─── RECORDS ───

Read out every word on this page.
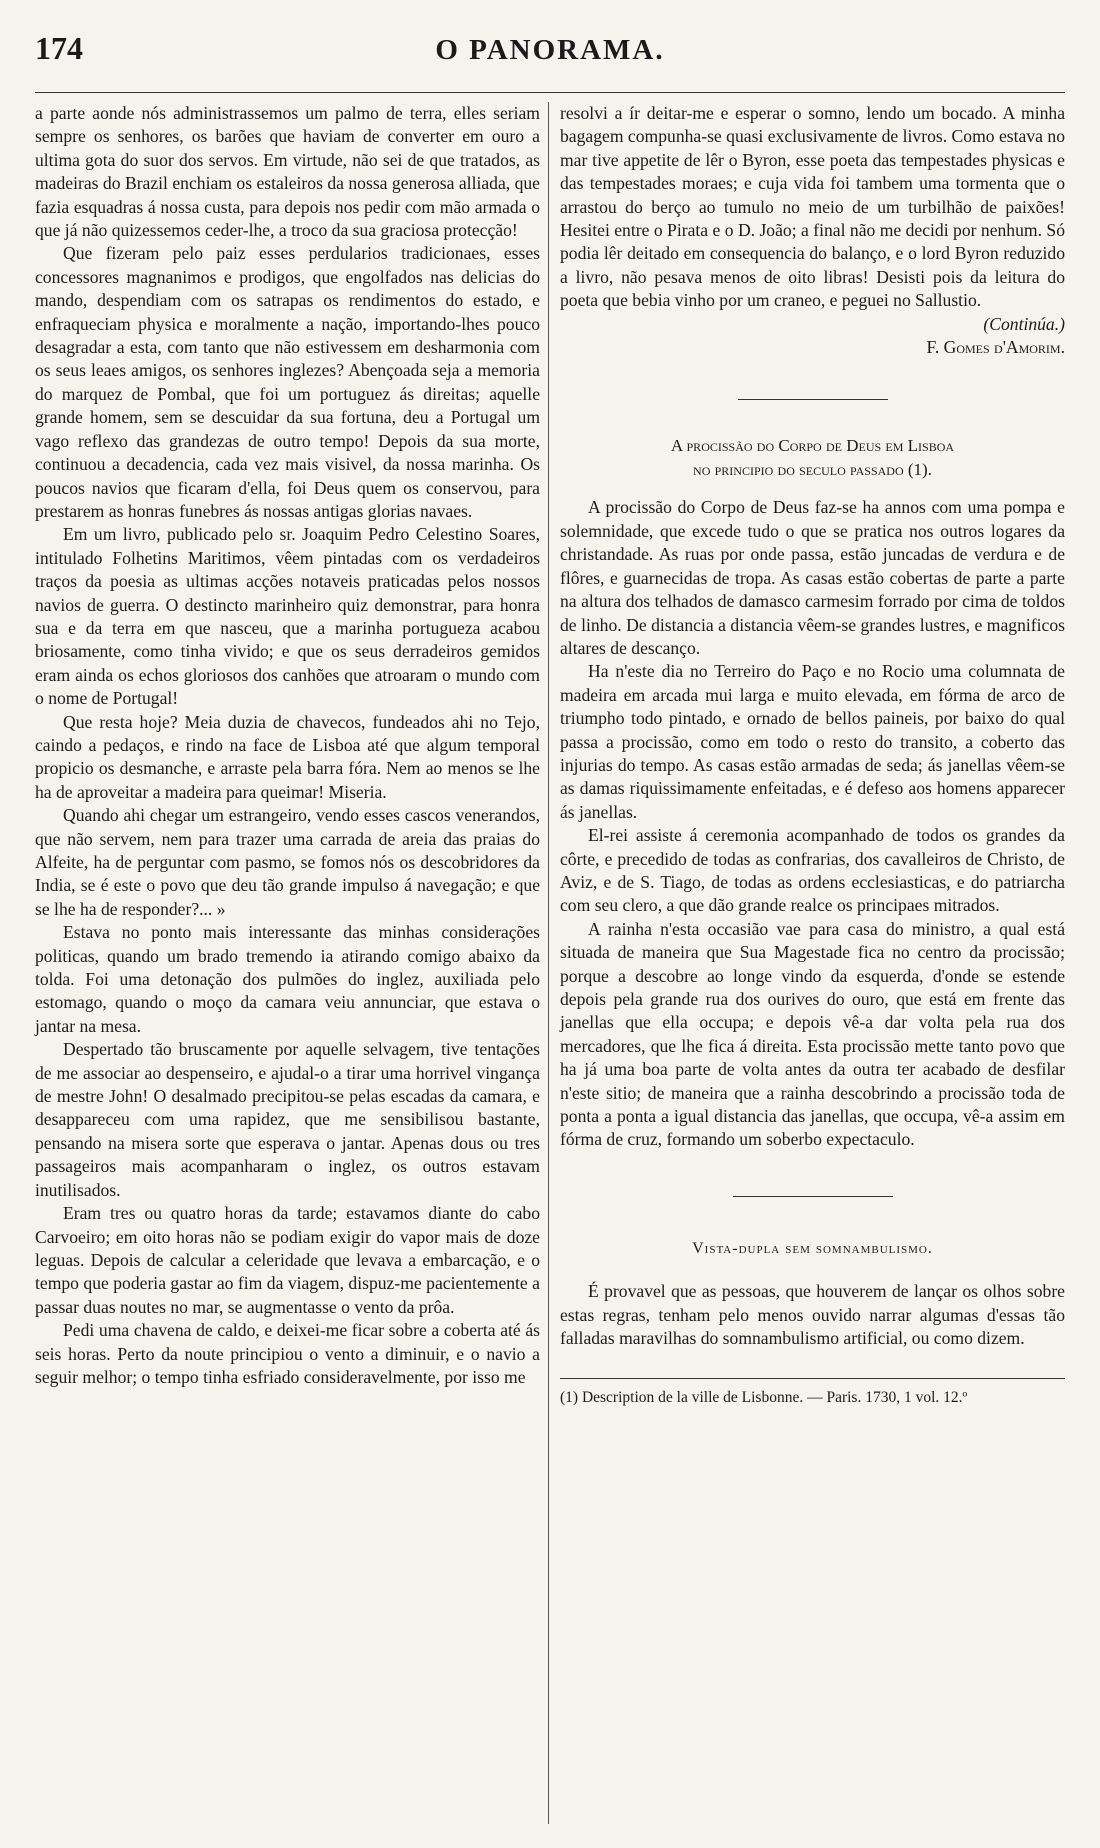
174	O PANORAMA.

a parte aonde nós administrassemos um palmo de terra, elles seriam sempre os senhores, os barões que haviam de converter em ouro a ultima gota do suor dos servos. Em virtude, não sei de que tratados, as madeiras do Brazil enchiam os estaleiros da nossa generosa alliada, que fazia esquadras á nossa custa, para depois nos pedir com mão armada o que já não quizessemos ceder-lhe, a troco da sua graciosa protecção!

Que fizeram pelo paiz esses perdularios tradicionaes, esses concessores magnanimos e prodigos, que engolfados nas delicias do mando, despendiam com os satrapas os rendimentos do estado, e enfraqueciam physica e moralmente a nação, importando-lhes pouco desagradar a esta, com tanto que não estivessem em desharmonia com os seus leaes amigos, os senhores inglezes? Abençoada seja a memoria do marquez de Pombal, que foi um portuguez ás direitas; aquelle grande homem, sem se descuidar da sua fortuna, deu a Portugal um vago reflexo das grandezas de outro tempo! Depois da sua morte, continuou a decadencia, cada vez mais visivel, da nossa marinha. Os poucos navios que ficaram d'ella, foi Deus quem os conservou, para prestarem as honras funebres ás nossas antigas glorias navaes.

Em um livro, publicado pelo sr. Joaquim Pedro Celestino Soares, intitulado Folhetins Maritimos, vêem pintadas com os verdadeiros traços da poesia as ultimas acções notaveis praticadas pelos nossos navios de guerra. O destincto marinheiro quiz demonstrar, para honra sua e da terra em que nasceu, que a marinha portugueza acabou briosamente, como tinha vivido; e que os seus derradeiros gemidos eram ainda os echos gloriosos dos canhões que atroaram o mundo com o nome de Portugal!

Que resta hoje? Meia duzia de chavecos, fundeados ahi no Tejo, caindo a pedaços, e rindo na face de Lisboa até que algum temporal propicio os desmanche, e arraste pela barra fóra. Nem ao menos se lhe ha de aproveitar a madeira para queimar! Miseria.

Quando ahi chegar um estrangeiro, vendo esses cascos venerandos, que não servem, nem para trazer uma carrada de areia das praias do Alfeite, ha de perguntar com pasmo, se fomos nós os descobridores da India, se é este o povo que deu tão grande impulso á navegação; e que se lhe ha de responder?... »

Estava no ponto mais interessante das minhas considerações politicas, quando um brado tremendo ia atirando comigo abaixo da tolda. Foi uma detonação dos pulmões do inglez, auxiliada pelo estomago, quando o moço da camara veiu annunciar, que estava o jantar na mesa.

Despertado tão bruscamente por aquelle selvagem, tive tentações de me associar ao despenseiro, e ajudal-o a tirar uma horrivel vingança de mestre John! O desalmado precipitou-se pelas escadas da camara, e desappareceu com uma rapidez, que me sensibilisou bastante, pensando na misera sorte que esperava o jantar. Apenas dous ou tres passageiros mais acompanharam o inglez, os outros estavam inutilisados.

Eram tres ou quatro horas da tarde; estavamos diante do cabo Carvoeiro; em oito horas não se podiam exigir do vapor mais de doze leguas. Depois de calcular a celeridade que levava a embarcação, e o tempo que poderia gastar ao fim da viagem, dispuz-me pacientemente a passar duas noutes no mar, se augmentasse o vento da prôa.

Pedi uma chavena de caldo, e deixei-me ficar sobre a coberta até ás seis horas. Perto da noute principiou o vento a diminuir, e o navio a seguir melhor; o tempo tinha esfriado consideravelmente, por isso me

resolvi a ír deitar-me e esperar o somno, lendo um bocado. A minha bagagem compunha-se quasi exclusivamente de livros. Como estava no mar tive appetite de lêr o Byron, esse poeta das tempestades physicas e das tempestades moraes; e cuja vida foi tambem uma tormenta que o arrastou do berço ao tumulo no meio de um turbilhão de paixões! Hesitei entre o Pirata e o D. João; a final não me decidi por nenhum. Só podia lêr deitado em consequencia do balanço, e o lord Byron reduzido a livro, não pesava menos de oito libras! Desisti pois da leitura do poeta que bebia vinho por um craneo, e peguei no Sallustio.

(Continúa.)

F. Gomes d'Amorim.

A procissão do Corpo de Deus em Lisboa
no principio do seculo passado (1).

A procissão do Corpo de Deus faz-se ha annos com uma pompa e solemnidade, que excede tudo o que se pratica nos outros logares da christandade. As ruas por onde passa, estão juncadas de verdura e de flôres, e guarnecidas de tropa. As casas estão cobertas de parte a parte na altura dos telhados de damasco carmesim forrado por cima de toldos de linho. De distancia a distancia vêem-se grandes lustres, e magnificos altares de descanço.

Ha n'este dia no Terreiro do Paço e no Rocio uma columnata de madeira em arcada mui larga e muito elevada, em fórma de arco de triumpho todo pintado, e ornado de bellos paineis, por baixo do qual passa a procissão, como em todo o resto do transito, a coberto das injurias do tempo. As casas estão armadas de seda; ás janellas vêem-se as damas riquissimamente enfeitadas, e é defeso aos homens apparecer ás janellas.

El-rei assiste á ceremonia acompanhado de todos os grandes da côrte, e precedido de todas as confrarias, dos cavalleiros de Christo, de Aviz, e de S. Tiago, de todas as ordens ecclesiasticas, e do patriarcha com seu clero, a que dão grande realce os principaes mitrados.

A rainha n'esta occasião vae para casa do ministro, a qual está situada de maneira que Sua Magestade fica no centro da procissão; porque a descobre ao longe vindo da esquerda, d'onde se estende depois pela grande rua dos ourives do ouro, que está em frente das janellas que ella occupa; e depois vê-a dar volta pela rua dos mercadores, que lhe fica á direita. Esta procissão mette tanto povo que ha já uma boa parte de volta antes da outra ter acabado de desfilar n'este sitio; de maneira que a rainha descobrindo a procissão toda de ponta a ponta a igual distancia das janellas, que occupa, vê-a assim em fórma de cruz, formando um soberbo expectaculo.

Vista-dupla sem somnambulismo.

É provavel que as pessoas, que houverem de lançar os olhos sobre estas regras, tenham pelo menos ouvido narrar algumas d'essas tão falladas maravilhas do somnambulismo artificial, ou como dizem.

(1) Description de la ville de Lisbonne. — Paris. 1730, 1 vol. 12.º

───
─── RECORDS ───

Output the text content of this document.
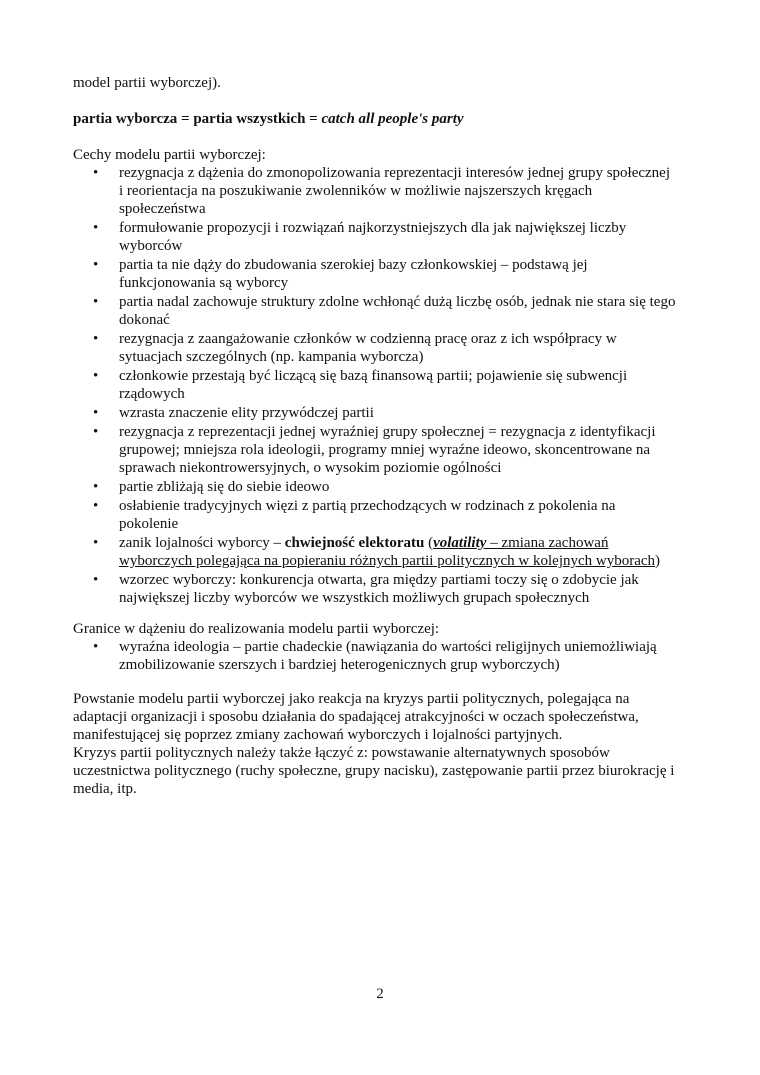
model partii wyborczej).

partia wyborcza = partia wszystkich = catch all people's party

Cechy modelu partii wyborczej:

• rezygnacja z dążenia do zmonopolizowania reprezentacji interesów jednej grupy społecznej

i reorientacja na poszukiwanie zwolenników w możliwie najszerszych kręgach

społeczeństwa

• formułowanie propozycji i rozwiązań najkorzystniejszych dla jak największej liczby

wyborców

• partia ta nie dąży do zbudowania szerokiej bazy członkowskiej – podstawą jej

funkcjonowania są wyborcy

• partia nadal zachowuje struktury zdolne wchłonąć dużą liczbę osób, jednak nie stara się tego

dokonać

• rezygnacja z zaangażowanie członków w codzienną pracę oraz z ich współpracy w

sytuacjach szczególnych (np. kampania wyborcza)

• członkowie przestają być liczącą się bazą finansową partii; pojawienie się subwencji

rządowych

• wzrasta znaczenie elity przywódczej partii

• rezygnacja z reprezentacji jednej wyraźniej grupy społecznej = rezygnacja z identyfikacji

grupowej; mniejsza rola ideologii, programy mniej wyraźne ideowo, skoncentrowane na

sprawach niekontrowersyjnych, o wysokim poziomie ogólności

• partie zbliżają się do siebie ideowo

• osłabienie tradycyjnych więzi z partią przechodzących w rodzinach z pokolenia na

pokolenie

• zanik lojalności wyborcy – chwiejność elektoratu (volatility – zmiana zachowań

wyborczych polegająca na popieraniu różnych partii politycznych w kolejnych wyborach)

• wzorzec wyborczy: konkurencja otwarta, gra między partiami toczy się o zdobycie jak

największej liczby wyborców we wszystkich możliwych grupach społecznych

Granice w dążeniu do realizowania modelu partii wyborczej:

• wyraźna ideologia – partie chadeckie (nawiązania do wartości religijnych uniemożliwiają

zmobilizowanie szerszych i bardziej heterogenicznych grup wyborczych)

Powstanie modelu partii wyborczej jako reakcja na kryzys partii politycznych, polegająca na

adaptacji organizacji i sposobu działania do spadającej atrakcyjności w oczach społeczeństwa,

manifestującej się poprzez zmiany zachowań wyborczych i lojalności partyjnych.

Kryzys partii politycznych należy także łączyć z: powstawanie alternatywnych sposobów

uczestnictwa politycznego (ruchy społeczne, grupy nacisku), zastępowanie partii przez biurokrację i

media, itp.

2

───

| REQUIREMENT |
Work through the records line by line and tally those with the word "menos". Report only the total.

| EXERCISE RESULT |
3